── EXTRACTED ENTRIES ──

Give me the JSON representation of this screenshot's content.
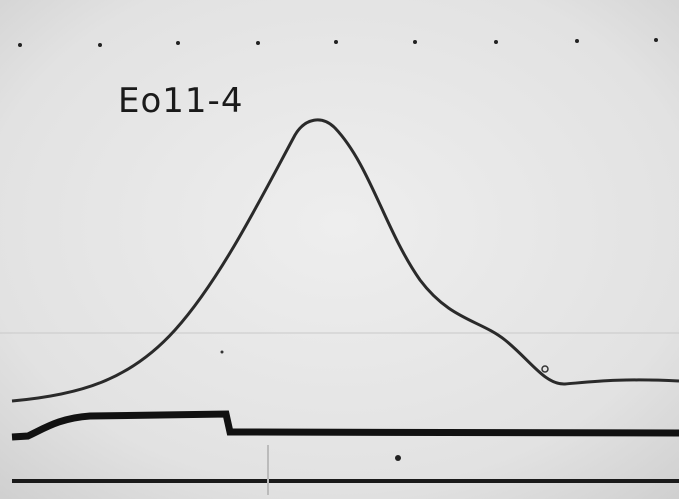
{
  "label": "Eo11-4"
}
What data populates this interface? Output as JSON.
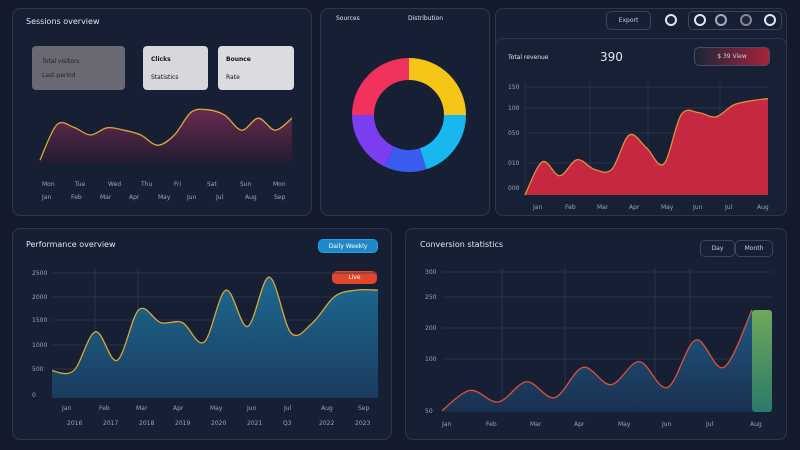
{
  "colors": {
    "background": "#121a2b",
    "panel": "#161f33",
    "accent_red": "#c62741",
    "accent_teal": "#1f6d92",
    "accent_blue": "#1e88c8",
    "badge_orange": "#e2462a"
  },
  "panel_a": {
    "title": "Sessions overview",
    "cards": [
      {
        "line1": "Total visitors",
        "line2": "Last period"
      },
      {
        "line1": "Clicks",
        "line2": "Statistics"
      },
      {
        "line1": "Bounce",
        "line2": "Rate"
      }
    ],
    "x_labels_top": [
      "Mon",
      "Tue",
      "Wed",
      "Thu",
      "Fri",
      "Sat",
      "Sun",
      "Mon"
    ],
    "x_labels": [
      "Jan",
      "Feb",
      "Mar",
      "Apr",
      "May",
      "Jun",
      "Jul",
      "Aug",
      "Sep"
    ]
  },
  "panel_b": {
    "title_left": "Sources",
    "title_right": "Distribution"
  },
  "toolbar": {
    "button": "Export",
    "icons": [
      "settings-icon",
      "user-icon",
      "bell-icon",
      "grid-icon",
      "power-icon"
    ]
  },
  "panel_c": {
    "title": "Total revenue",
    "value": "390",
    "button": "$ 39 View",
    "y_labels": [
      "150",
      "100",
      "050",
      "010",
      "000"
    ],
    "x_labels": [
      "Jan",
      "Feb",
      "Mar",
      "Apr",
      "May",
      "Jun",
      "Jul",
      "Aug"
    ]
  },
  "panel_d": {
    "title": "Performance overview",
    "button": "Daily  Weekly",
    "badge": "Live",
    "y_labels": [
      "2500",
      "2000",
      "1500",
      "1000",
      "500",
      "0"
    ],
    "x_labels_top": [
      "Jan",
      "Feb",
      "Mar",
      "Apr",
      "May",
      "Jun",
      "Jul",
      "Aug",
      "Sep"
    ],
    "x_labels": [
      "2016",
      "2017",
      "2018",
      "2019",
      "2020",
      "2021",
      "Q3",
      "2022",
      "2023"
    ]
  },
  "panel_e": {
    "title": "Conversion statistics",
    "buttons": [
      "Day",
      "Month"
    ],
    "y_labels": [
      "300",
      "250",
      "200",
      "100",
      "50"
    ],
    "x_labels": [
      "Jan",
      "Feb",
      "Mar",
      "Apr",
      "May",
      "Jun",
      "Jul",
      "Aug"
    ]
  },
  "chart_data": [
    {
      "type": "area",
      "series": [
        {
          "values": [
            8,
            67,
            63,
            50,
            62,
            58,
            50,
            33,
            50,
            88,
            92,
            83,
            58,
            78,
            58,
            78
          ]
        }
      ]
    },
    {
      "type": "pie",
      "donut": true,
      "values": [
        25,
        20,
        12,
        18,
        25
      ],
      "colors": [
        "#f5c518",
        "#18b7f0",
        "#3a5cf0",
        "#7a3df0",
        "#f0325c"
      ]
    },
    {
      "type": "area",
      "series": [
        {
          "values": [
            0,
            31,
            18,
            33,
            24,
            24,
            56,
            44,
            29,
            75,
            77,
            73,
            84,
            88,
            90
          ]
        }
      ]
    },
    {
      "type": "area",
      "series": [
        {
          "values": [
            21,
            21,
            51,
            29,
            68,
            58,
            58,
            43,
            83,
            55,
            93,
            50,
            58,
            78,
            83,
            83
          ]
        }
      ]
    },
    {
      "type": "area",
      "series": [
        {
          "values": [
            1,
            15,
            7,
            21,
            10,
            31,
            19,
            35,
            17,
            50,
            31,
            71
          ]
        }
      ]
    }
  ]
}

───
── EXTRACTED ENTRIES ──

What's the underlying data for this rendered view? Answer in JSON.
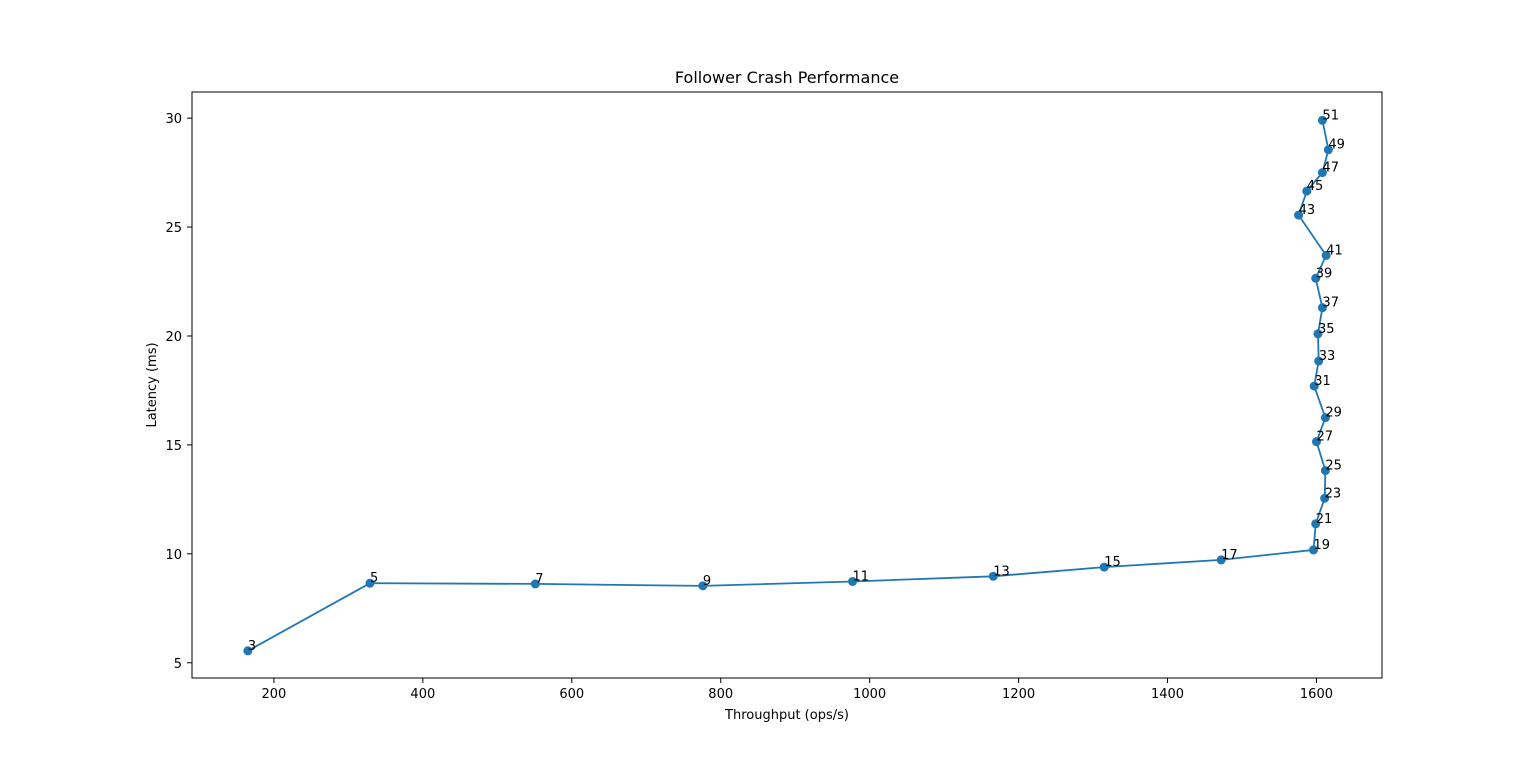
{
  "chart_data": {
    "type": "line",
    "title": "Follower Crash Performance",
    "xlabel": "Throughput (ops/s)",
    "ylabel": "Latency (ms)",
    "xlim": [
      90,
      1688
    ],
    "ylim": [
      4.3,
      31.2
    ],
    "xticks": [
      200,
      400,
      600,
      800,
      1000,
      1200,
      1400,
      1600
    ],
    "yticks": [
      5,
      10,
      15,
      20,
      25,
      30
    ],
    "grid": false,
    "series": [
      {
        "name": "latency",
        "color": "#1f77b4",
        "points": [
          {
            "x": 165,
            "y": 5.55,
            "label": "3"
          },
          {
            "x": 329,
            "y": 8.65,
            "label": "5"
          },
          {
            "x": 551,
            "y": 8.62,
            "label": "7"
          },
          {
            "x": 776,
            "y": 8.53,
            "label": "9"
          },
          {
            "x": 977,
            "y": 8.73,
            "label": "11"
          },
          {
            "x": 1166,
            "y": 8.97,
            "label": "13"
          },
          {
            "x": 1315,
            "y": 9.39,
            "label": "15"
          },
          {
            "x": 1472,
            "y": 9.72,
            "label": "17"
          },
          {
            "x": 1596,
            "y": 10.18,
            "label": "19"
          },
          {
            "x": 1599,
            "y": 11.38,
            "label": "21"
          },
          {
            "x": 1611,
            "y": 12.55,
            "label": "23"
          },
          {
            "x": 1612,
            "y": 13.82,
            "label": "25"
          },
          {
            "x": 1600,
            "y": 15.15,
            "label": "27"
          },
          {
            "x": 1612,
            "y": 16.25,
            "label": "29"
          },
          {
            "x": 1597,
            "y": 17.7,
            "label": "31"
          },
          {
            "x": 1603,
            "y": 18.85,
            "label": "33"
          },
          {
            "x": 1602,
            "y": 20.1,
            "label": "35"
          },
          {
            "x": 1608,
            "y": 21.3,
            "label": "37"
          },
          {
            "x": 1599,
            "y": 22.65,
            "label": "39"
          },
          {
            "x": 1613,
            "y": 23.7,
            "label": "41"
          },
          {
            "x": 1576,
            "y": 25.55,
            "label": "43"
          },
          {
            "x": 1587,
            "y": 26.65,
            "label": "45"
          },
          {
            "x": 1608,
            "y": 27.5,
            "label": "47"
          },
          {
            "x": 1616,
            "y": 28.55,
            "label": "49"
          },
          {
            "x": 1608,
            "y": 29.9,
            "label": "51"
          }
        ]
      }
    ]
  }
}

───

▸ **EXERCISE TASK**
Return each line among the entries that holds the word "Total".

▸ **THE SOLUTION**
        "line1": "Total visitors",
    "title": "Total revenue",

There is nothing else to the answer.